Data provided:
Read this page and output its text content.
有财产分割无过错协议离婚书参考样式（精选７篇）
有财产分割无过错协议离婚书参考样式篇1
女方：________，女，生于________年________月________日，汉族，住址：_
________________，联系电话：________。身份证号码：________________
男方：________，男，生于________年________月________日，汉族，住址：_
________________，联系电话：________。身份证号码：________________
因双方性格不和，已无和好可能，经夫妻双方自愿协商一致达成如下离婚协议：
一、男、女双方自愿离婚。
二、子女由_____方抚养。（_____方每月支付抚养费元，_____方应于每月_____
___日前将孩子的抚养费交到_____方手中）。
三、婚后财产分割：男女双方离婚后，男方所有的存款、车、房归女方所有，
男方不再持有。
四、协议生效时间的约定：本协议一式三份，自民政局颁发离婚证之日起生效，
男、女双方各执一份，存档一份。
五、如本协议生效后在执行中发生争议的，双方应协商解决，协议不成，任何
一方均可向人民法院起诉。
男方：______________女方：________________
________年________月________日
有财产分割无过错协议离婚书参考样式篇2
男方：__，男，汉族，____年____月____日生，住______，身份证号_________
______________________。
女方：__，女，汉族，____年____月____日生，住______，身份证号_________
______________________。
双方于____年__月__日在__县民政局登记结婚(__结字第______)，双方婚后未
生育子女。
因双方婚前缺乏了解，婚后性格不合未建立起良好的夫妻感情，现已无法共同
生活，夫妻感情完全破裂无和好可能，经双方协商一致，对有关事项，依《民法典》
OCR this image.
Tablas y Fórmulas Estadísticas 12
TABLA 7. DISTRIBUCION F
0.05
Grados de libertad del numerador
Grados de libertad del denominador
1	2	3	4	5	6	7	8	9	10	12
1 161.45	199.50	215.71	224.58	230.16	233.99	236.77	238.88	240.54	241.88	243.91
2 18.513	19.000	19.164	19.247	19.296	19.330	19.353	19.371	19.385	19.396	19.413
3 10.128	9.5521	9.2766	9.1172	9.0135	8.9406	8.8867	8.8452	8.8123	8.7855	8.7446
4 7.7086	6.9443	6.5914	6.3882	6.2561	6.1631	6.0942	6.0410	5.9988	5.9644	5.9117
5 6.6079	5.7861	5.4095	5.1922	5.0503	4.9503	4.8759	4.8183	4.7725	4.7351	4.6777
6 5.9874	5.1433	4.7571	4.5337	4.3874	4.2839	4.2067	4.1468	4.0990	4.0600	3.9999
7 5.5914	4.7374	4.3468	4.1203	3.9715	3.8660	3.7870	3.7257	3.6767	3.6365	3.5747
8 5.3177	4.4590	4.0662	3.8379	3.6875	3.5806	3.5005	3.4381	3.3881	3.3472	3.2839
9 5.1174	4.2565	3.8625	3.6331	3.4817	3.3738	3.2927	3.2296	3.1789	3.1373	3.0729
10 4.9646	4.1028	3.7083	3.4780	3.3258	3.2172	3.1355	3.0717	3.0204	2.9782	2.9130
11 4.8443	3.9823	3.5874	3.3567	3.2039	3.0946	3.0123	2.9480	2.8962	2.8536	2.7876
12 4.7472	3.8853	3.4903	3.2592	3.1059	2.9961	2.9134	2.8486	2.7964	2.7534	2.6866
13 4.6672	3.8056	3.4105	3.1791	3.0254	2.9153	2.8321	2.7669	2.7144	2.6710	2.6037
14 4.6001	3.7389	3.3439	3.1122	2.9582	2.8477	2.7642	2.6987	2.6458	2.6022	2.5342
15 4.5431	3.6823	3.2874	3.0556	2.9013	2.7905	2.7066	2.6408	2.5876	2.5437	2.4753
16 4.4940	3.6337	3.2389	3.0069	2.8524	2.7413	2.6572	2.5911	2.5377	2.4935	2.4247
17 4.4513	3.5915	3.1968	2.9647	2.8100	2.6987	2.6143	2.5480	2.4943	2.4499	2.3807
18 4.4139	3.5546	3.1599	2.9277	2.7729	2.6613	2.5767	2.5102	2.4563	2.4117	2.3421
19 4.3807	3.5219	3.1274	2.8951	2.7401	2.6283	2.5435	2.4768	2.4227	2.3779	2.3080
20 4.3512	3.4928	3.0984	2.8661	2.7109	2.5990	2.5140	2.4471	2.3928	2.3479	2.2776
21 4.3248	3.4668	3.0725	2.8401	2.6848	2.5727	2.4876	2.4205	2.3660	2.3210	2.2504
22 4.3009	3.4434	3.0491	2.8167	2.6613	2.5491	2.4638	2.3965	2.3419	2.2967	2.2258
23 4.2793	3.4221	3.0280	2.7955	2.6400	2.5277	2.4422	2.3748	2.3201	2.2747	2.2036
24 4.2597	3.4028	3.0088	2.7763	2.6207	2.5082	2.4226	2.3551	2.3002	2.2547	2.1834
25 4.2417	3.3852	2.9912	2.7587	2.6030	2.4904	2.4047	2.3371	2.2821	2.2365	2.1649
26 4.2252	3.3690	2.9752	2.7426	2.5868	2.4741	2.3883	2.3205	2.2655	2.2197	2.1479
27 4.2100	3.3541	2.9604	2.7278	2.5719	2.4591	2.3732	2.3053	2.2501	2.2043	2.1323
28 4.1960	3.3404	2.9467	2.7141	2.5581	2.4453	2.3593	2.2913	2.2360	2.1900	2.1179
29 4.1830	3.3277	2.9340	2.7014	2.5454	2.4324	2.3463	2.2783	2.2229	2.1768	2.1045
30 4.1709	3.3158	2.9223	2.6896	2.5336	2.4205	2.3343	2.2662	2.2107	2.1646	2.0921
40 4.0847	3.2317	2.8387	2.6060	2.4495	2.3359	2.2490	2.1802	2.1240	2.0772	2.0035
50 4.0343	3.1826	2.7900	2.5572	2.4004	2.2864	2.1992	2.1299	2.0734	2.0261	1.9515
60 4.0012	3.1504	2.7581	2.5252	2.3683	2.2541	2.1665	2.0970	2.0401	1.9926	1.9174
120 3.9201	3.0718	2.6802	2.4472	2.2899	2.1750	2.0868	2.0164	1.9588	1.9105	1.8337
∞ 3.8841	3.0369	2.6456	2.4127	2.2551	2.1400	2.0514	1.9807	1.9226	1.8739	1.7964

Instruction: Copy the entries above exactly, leaving none out.

Answer:
Read this page and output its text content.
有财产分割无过错协议离婚书参考样式（精选７篇）
有财产分割无过错协议离婚书参考样式篇1
女方：________，女，生于________年________月________日，汉族，住址：_
________________，联系电话：________。身份证号码：________________
男方：________，男，生于________年________月________日，汉族，住址：_
________________，联系电话：________。身份证号码：________________
因双方性格不和，已无和好可能，经夫妻双方自愿协商一致达成如下离婚协议：
一、男、女双方自愿离婚。
二、子女由_____方抚养。（_____方每月支付抚养费元，_____方应于每月_____
___日前将孩子的抚养费交到_____方手中）。
三、婚后财产分割：男女双方离婚后，男方所有的存款、车、房归女方所有，
男方不再持有。
四、协议生效时间的约定：本协议一式三份，自民政局颁发离婚证之日起生效，
男、女双方各执一份，存档一份。
五、如本协议生效后在执行中发生争议的，双方应协商解决，协议不成，任何
一方均可向人民法院起诉。
男方：______________女方：________________
________年________月________日
有财产分割无过错协议离婚书参考样式篇2
男方：__，男，汉族，____年____月____日生，住______，身份证号_________
______________________。
女方：__，女，汉族，____年____月____日生，住______，身份证号_________
______________________。
双方于____年__月__日在__县民政局登记结婚(__结字第______)，双方婚后未
生育子女。
因双方婚前缺乏了解，婚后性格不合未建立起良好的夫妻感情，现已无法共同
生活，夫妻感情完全破裂无和好可能，经双方协商一致，对有关事项，依《民法典》
OCR this image.
Tablas y Fórmulas Estadísticas 12
TABLA 7. DISTRIBUCION F
0.05
Grados de libertad del numerador
Grados de libertad del denominador
1	2	3	4	5	6	7	8	9	10	12
1 161.45	199.50	215.71	224.58	230.16	233.99	236.77	238.88	240.54	241.88	243.91
2 18.513	19.000	19.164	19.247	19.296	19.330	19.353	19.371	19.385	19.396	19.413
3 10.128	9.5521	9.2766	9.1172	9.0135	8.9406	8.8867	8.8452	8.8123	8.7855	8.7446
4 7.7086	6.9443	6.5914	6.3882	6.2561	6.1631	6.0942	6.0410	5.9988	5.9644	5.9117
5 6.6079	5.7861	5.4095	5.1922	5.0503	4.9503	4.8759	4.8183	4.7725	4.7351	4.6777
6 5.9874	5.1433	4.7571	4.5337	4.3874	4.2839	4.2067	4.1468	4.0990	4.0600	3.9999
7 5.5914	4.7374	4.3468	4.1203	3.9715	3.8660	3.7870	3.7257	3.6767	3.6365	3.5747
8 5.3177	4.4590	4.0662	3.8379	3.6875	3.5806	3.5005	3.4381	3.3881	3.3472	3.2839
9 5.1174	4.2565	3.8625	3.6331	3.4817	3.3738	3.2927	3.2296	3.1789	3.1373	3.0729
10 4.9646	4.1028	3.7083	3.4780	3.3258	3.2172	3.1355	3.0717	3.0204	2.9782	2.9130
11 4.8443	3.9823	3.5874	3.3567	3.2039	3.0946	3.0123	2.9480	2.8962	2.8536	2.7876
12 4.7472	3.8853	3.4903	3.2592	3.1059	2.9961	2.9134	2.8486	2.7964	2.7534	2.6866
13 4.6672	3.8056	3.4105	3.1791	3.0254	2.9153	2.8321	2.7669	2.7144	2.6710	2.6037
14 4.6001	3.7389	3.3439	3.1122	2.9582	2.8477	2.7642	2.6987	2.6458	2.6022	2.5342
15 4.5431	3.6823	3.2874	3.0556	2.9013	2.7905	2.7066	2.6408	2.5876	2.5437	2.4753
16 4.4940	3.6337	3.2389	3.0069	2.8524	2.7413	2.6572	2.5911	2.5377	2.4935	2.4247
17 4.4513	3.5915	3.1968	2.9647	2.8100	2.6987	2.6143	2.5480	2.4943	2.4499	2.3807
18 4.4139	3.5546	3.1599	2.9277	2.7729	2.6613	2.5767	2.5102	2.4563	2.4117	2.3421
19 4.3807	3.5219	3.1274	2.8951	2.7401	2.6283	2.5435	2.4768	2.4227	2.3779	2.3080
20 4.3512	3.4928	3.0984	2.8661	2.7109	2.5990	2.5140	2.4471	2.3928	2.3479	2.2776
21 4.3248	3.4668	3.0725	2.8401	2.6848	2.5727	2.4876	2.4205	2.3660	2.3210	2.2504
22 4.3009	3.4434	3.0491	2.8167	2.6613	2.5491	2.4638	2.3965	2.3419	2.2967	2.2258
23 4.2793	3.4221	3.0280	2.7955	2.6400	2.5277	2.4422	2.3748	2.3201	2.2747	2.2036
24 4.2597	3.4028	3.0088	2.7763	2.6207	2.5082	2.4226	2.3551	2.3002	2.2547	2.1834
25 4.2417	3.3852	2.9912	2.7587	2.6030	2.4904	2.4047	2.3371	2.2821	2.2365	2.1649
26 4.2252	3.3690	2.9752	2.7426	2.5868	2.4741	2.3883	2.3205	2.2655	2.2197	2.1479
27 4.2100	3.3541	2.9604	2.7278	2.5719	2.4591	2.3732	2.3053	2.2501	2.2043	2.1323
28 4.1960	3.3404	2.9467	2.7141	2.5581	2.4453	2.3593	2.2913	2.2360	2.1900	2.1179
29 4.1830	3.3277	2.9340	2.7014	2.5454	2.4324	2.3463	2.2783	2.2229	2.1768	2.1045
30 4.1709	3.3158	2.9223	2.6896	2.5336	2.4205	2.3343	2.2662	2.2107	2.1646	2.0921
40 4.0847	3.2317	2.8387	2.6060	2.4495	2.3359	2.2490	2.1802	2.1240	2.0772	2.0035
50 4.0343	3.1826	2.7900	2.5572	2.4004	2.2864	2.1992	2.1299	2.0734	2.0261	1.9515
60 4.0012	3.1504	2.7581	2.5252	2.3683	2.2541	2.1665	2.0970	2.0401	1.9926	1.9174
120 3.9201	3.0718	2.6802	2.4472	2.2899	2.1750	2.0868	2.0164	1.9588	1.9105	1.8337
∞ 3.8841	3.0369	2.6456	2.4127	2.2551	2.1400	2.0514	1.9807	1.9226	1.8739	1.7964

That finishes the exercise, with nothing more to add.